Ingredients Mixed Noodle Toppings

  1. Wakame (a.k.a. dried sea mustard)
    a delightful bouncy seaweed which is commonly found in miso soup. It has a mild taste and mainly serves to add the texture of seaweed to your noodles.
  2. Nori (a.k.a. laver)
    a type of crispy seaweed which is processed into paper like sheets. You have probably come across them in sushi rolls. Nori practically falls apart when it gets wet but it does provide gives the flavour of seaweed that Wakame provides the texture of seaweed lacks.
  3. Sakura (a.k.a. cherry shrimp)
    These give your noodles that occasional something crispy and tasty to munch into. They also give your broth an undertone of seafood flavour. You can find out more about sakura on this page.
  4. Dried Shrimp Roe 
    These deepen the hint of seafood from the sakura. You can find out more about this item on this page.
  5. Wheat Spirals
    This is a mainstay of Japanese noodles in clear soup. When hydrated, these spirals feel and taste a bit like a mini rolled up omelette. They also absorb the taste of the broth very well. These are made of gluten, so gluten-phobics be aware.
  6. Dried Bean Curd
    These are small bits of bean curd which have been toasted till they are completely dry. They impart the balancing taste of bean curd to your soup.
  7. Sesame Seeds
    These are a dry substitute for sesame oil. According to convention you should use white sesame if you are using whole seeds (nice crunch) and black sesame (flavours the soup) if you intend to mill them into powder.
  8. Dried Scallion
    You can dry these out in an oven wrapped in foil or just buy them in a bottle. They add a hint of cooked onion to the soup.

> [EXTRACTED RECORDS]:
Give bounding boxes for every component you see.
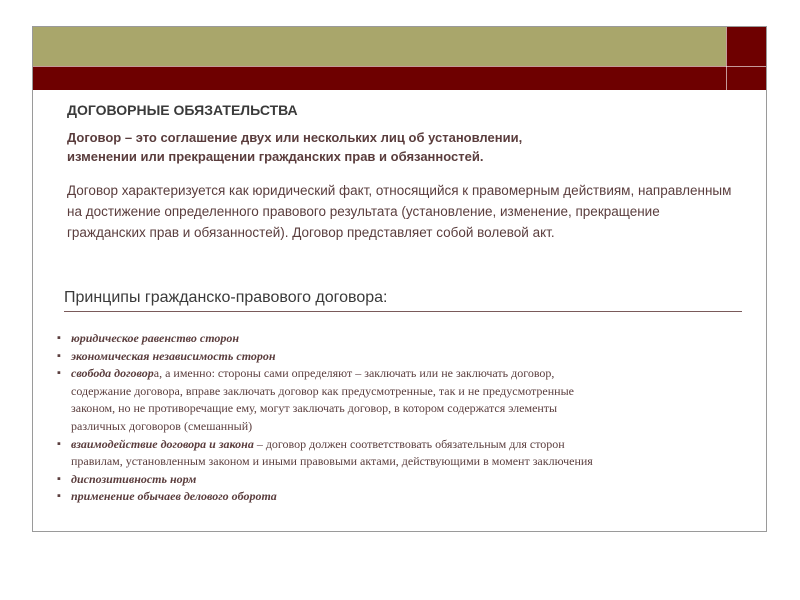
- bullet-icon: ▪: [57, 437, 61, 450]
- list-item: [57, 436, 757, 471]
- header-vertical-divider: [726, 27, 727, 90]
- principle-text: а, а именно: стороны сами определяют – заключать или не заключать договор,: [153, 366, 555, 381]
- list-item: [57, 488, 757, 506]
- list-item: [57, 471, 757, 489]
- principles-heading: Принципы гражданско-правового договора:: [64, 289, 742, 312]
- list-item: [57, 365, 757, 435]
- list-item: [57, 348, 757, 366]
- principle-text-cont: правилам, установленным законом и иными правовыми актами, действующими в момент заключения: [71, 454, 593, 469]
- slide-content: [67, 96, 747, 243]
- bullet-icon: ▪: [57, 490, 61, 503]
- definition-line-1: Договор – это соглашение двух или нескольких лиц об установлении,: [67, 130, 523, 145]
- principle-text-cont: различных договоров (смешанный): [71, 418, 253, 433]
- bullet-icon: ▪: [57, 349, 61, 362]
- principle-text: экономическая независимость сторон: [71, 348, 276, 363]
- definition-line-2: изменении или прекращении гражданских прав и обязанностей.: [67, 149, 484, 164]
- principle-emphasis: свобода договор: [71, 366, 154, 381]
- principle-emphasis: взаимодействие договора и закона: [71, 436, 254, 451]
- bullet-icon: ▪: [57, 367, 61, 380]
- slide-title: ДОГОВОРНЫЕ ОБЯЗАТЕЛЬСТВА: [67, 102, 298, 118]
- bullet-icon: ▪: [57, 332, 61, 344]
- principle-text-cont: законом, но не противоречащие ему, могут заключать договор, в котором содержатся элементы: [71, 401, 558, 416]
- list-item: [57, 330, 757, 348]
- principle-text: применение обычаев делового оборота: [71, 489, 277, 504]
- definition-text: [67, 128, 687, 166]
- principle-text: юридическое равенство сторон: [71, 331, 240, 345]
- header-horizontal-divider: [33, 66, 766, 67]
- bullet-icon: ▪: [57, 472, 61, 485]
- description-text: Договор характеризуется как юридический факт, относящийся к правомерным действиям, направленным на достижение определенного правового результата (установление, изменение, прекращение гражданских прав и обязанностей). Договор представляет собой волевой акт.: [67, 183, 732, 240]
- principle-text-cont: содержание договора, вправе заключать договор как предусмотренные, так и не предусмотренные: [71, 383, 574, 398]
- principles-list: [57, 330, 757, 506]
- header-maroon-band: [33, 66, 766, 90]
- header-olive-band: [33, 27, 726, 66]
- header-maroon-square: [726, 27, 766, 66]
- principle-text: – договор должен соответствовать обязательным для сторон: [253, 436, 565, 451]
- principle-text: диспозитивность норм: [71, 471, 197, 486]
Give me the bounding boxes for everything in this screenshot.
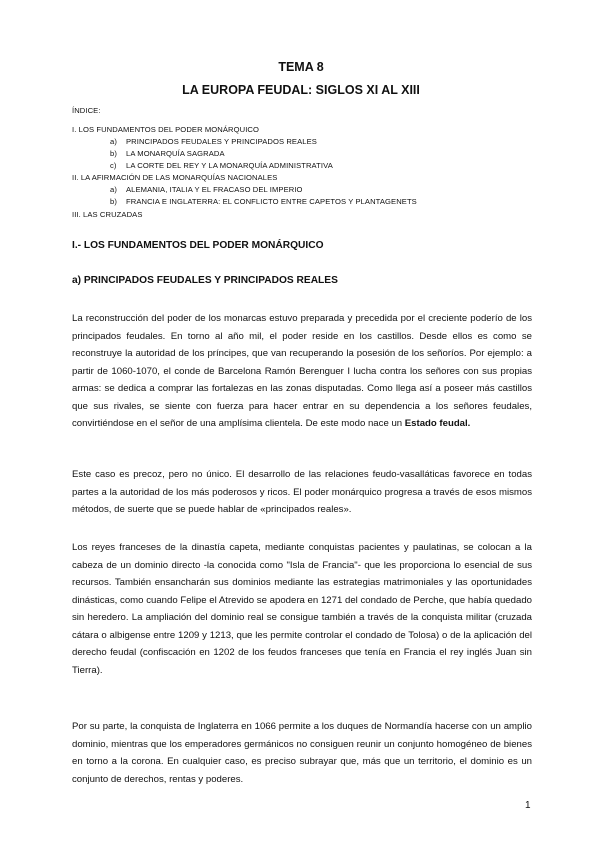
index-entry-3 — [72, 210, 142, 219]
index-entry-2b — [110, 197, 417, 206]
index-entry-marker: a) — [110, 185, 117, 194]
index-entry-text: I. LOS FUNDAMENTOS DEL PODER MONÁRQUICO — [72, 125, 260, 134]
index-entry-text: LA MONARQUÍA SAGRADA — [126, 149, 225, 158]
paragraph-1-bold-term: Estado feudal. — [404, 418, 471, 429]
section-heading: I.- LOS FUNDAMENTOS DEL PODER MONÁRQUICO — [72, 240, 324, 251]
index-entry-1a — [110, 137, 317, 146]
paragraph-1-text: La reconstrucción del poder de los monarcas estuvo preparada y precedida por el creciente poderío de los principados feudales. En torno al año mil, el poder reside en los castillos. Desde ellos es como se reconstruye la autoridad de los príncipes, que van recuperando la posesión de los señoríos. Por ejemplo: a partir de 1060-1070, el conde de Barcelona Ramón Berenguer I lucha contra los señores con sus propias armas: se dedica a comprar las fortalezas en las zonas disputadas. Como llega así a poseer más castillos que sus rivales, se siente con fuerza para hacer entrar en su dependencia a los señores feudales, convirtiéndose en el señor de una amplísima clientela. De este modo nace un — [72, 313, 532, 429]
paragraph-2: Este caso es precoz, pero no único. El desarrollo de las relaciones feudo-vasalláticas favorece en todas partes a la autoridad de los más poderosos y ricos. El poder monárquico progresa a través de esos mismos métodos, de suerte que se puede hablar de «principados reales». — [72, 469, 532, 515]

> [WHAT IS ASKED]:
**A)** In the noodle toppings text, what are the wheat spirals made of?
**B)** In the records, take the lines starting with the line with "- bullet-icon: ▪: [57, 437, 61, 450]" and going on through the line with "- bullet-icon: ▪: [57, 349, 61, 362]". Substitute "slide-body" for "slide-content" and return only those lines, with nothing else changed.
The records have no connection to the text.

> [TASK RESULTS]:
**A)** Gluten.

**B)**
- bullet-icon: ▪: [57, 437, 61, 450]
- list-item: [57, 436, 757, 471]
- header-vertical-divider: [726, 27, 727, 90]
- principle-text: а, а именно: стороны сами определяют – заключать или не заключать договор,: [153, 366, 555, 381]
- list-item: [57, 488, 757, 506]
- list-item: [57, 471, 757, 489]
- principles-heading: Принципы гражданско-правового договора:: [64, 289, 742, 312]
- list-item: [57, 365, 757, 435]
- list-item: [57, 348, 757, 366]
- principle-text-cont: правилам, установленным законом и иными правовыми актами, действующими в момент заключения: [71, 454, 593, 469]
- slide-body: [67, 96, 747, 243]
- bullet-icon: ▪: [57, 490, 61, 503]
- definition-line-1: Договор – это соглашение двух или нескольких лиц об установлении,: [67, 130, 523, 145]
- principle-text-cont: различных договоров (смешанный): [71, 418, 253, 433]
- bullet-icon: ▪: [57, 349, 61, 362]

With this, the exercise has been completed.